▶ EXERCISE TASK
Quote every line of the data below as it stands, omitting pictures.

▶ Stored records
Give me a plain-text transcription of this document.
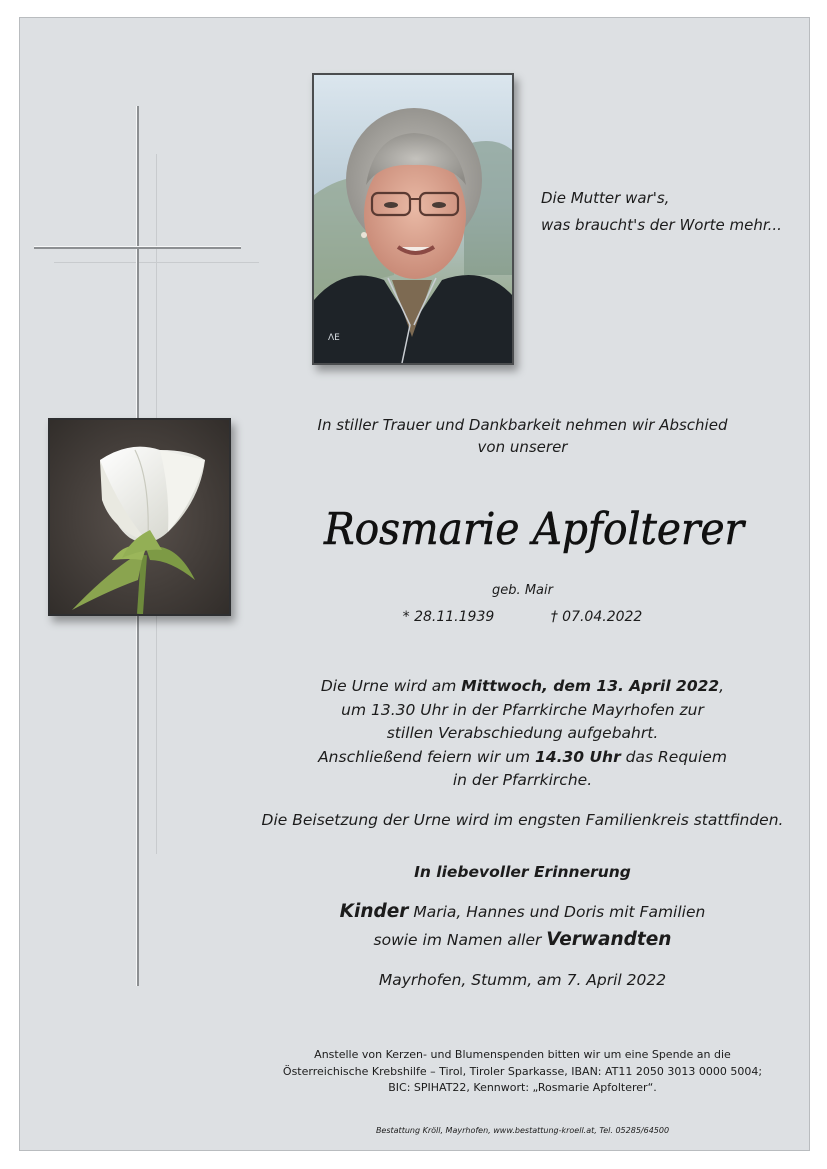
ΛE
Die Mutter war's,
was braucht's der Worte mehr...
In stiller Trauer und Dankbarkeit nehmen wir Abschied
von unserer
Rosmarie Apfolterer
geb. Mair
* 28.11.1939	† 07.04.2022
Die Urne wird am Mittwoch, dem 13. April 2022,
um 13.30 Uhr in der Pfarrkirche Mayrhofen zur
stillen Verabschiedung aufgebahrt.
Anschließend feiern wir um 14.30 Uhr das Requiem
in der Pfarrkirche.
Die Beisetzung der Urne wird im engsten Familienkreis stattfinden.
In liebevoller Erinnerung
Kinder Maria, Hannes und Doris mit Familien
sowie im Namen aller Verwandten
Mayrhofen, Stumm, am 7. April 2022
Anstelle von Kerzen- und Blumenspenden bitten wir um eine Spende an die
Österreichische Krebshilfe – Tirol, Tiroler Sparkasse, IBAN: AT11 2050 3013 0000 5004;
BIC: SPIHAT22, Kennwort: „Rosmarie Apfolterer“.
Bestattung Kröll, Mayrhofen, www.bestattung-kroell.at, Tel. 05285/64500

▶ REPLY TO THE EXERCISE
Give me a plain-text transcription of this document.
ΛE
Die Mutter war's,
was braucht's der Worte mehr...
In stiller Trauer und Dankbarkeit nehmen wir Abschied
von unserer
Rosmarie Apfolterer
geb. Mair
* 28.11.1939	† 07.04.2022
Die Urne wird am Mittwoch, dem 13. April 2022,
um 13.30 Uhr in der Pfarrkirche Mayrhofen zur
stillen Verabschiedung aufgebahrt.
Anschließend feiern wir um 14.30 Uhr das Requiem
in der Pfarrkirche.
Die Beisetzung der Urne wird im engsten Familienkreis stattfinden.
In liebevoller Erinnerung
Kinder Maria, Hannes und Doris mit Familien
sowie im Namen aller Verwandten
Mayrhofen, Stumm, am 7. April 2022
Anstelle von Kerzen- und Blumenspenden bitten wir um eine Spende an die
Österreichische Krebshilfe – Tirol, Tiroler Sparkasse, IBAN: AT11 2050 3013 0000 5004;
BIC: SPIHAT22, Kennwort: „Rosmarie Apfolterer“.
Bestattung Kröll, Mayrhofen, www.bestattung-kroell.at, Tel. 05285/64500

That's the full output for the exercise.